··· SUPPLIED MATERIAL

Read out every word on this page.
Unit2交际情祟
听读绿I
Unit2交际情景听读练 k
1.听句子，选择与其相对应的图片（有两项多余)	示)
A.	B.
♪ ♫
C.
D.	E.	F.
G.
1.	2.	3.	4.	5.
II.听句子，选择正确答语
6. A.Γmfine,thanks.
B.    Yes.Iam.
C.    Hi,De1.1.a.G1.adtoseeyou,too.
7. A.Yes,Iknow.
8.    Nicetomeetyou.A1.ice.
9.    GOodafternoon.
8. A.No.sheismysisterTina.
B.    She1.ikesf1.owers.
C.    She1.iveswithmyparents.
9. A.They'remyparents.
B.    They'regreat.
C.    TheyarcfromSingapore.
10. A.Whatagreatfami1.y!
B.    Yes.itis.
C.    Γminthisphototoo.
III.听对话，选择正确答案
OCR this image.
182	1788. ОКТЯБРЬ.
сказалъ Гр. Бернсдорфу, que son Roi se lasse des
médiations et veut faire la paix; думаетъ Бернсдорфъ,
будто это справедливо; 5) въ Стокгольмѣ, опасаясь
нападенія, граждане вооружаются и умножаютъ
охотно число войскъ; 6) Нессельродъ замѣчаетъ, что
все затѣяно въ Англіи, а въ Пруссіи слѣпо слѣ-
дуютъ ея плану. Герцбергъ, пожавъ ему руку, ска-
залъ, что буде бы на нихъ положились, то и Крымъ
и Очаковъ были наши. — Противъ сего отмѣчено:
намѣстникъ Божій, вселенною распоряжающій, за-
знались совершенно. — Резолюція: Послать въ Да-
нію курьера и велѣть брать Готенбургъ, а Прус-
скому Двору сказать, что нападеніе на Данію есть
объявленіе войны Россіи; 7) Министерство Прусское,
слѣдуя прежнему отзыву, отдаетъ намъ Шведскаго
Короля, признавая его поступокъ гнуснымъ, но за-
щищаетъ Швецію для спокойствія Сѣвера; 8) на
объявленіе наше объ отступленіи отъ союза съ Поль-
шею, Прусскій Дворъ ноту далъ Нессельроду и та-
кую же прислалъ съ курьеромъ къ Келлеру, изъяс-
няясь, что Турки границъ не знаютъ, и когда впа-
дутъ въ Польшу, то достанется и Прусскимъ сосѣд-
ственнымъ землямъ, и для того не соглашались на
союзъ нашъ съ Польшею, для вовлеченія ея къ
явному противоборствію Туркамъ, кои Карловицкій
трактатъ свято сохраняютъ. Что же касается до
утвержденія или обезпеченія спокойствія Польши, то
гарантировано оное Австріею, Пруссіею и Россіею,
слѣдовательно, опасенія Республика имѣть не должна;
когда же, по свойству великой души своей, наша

······

> [WHAT YOU HAVE TO DO] Produce an exact copy of the whole listing.

> [THE ANSWER]
Read out every word on this page.
Unit2交际情祟
听读绿I
Unit2交际情景听读练 k
1.听句子，选择与其相对应的图片（有两项多余)	示)
A.	B.
♪ ♫
C.
D.	E.	F.
G.
1.	2.	3.	4.	5.
II.听句子，选择正确答语
6. A.Γmfine,thanks.
B.    Yes.Iam.
C.    Hi,De1.1.a.G1.adtoseeyou,too.
7. A.Yes,Iknow.
8.    Nicetomeetyou.A1.ice.
9.    GOodafternoon.
8. A.No.sheismysisterTina.
B.    She1.ikesf1.owers.
C.    She1.iveswithmyparents.
9. A.They'remyparents.
B.    They'regreat.
C.    TheyarcfromSingapore.
10. A.Whatagreatfami1.y!
B.    Yes.itis.
C.    Γminthisphototoo.
III.听对话，选择正确答案
OCR this image.
182	1788. ОКТЯБРЬ.
сказалъ Гр. Бернсдорфу, que son Roi se lasse des
médiations et veut faire la paix; думаетъ Бернсдорфъ,
будто это справедливо; 5) въ Стокгольмѣ, опасаясь
нападенія, граждане вооружаются и умножаютъ
охотно число войскъ; 6) Нессельродъ замѣчаетъ, что
все затѣяно въ Англіи, а въ Пруссіи слѣпо слѣ-
дуютъ ея плану. Герцбергъ, пожавъ ему руку, ска-
залъ, что буде бы на нихъ положились, то и Крымъ
и Очаковъ были наши. — Противъ сего отмѣчено:
намѣстникъ Божій, вселенною распоряжающій, за-
знались совершенно. — Резолюція: Послать въ Да-
нію курьера и велѣть брать Готенбургъ, а Прус-
скому Двору сказать, что нападеніе на Данію есть
объявленіе войны Россіи; 7) Министерство Прусское,
слѣдуя прежнему отзыву, отдаетъ намъ Шведскаго
Короля, признавая его поступокъ гнуснымъ, но за-
щищаетъ Швецію для спокойствія Сѣвера; 8) на
объявленіе наше объ отступленіи отъ союза съ Поль-
шею, Прусскій Дворъ ноту далъ Нессельроду и та-
кую же прислалъ съ курьеромъ къ Келлеру, изъяс-
няясь, что Турки границъ не знаютъ, и когда впа-
дутъ въ Польшу, то достанется и Прусскимъ сосѣд-
ственнымъ землямъ, и для того не соглашались на
союзъ нашъ съ Польшею, для вовлеченія ея къ
явному противоборствію Туркамъ, кои Карловицкій
трактатъ свято сохраняютъ. Что же касается до
утвержденія или обезпеченія спокойствія Польши, то
гарантировано оное Австріею, Пруссіею и Россіею,
слѣдовательно, опасенія Республика имѣть не должна;
когда же, по свойству великой души своей, наша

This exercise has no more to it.